Omit all pictures, then retype the data exactly as given.
═════ RECORDED DATA ═════
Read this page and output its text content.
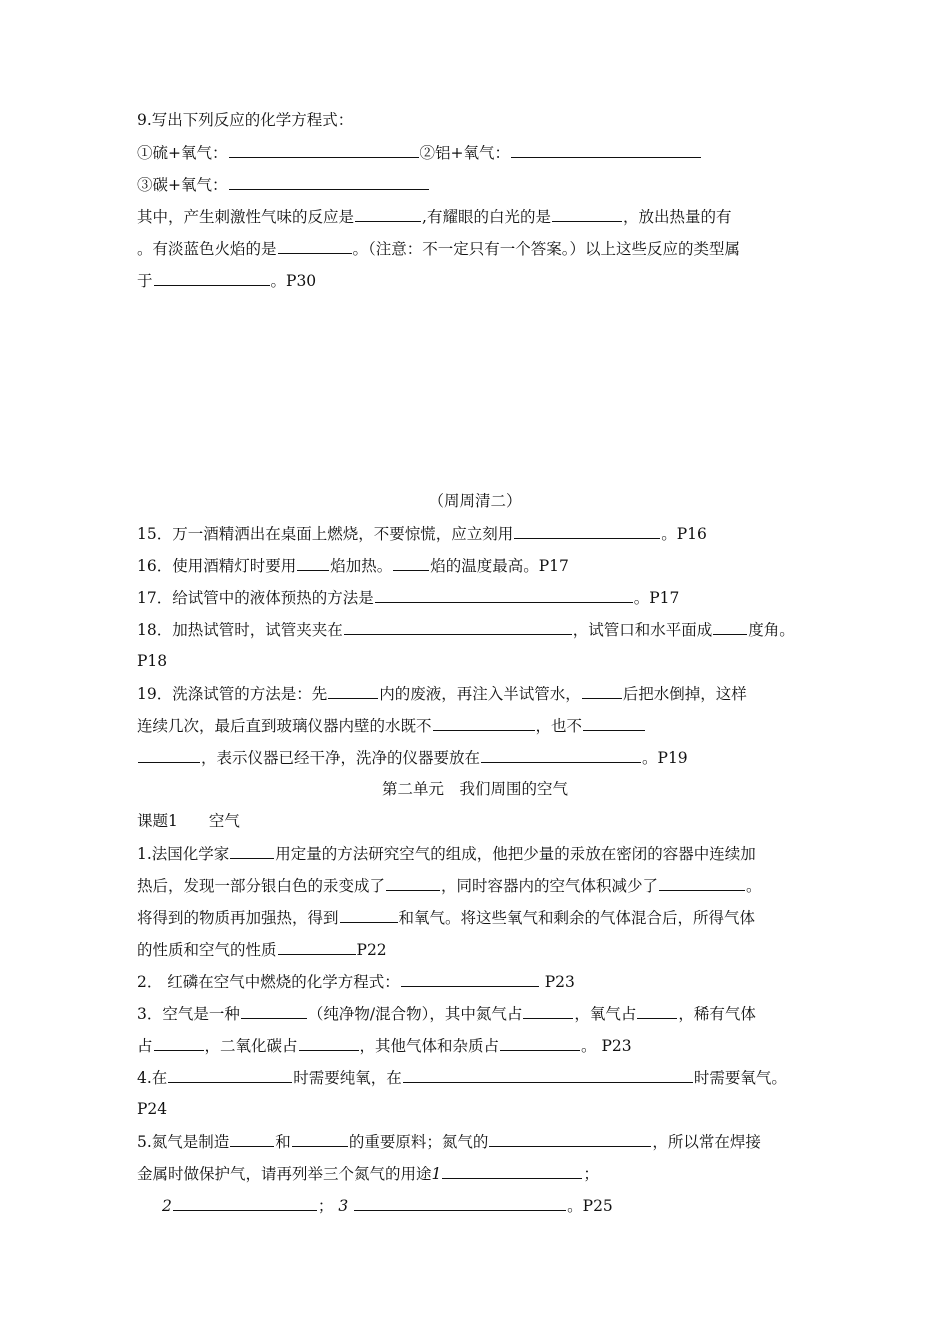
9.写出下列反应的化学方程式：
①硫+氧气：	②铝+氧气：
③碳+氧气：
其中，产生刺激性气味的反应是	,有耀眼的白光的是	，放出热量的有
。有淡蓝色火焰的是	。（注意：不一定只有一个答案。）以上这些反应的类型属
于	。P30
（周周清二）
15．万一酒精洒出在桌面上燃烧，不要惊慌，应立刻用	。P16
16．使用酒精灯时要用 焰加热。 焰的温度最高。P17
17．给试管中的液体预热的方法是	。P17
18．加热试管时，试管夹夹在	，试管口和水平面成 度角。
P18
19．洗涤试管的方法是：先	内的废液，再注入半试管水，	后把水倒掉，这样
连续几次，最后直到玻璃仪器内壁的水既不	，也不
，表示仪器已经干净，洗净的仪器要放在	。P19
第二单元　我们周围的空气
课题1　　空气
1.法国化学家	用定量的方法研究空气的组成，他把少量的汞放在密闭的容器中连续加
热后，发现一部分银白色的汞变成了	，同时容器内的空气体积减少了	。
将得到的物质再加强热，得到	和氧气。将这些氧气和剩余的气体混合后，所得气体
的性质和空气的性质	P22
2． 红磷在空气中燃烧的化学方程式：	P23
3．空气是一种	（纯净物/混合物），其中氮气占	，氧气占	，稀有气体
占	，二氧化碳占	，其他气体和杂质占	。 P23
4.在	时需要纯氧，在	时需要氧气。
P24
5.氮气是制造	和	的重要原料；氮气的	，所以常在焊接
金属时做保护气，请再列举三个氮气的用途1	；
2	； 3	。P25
═════
_TASK RESULT_
Read this page and output its text content.
9.写出下列反应的化学方程式：
①硫+氧气：	②铝+氧气：
③碳+氧气：
其中，产生刺激性气味的反应是	,有耀眼的白光的是	，放出热量的有
。有淡蓝色火焰的是	。（注意：不一定只有一个答案。）以上这些反应的类型属
于	。P30
（周周清二）
15．万一酒精洒出在桌面上燃烧，不要惊慌，应立刻用	。P16
16．使用酒精灯时要用 焰加热。 焰的温度最高。P17
17．给试管中的液体预热的方法是	。P17
18．加热试管时，试管夹夹在	，试管口和水平面成 度角。
P18
19．洗涤试管的方法是：先	内的废液，再注入半试管水，	后把水倒掉，这样
连续几次，最后直到玻璃仪器内壁的水既不	，也不
，表示仪器已经干净，洗净的仪器要放在	。P19
第二单元　我们周围的空气
课题1　　空气
1.法国化学家	用定量的方法研究空气的组成，他把少量的汞放在密闭的容器中连续加
热后，发现一部分银白色的汞变成了	，同时容器内的空气体积减少了	。
将得到的物质再加强热，得到	和氧气。将这些氧气和剩余的气体混合后，所得气体
的性质和空气的性质	P22
2． 红磷在空气中燃烧的化学方程式：	P23
3．空气是一种	（纯净物/混合物），其中氮气占	，氧气占	，稀有气体
占	，二氧化碳占	，其他气体和杂质占	。 P23
4.在	时需要纯氧，在	时需要氧气。
P24
5.氮气是制造	和	的重要原料；氮气的	，所以常在焊接
金属时做保护气，请再列举三个氮气的用途1	；
2	； 3	。P25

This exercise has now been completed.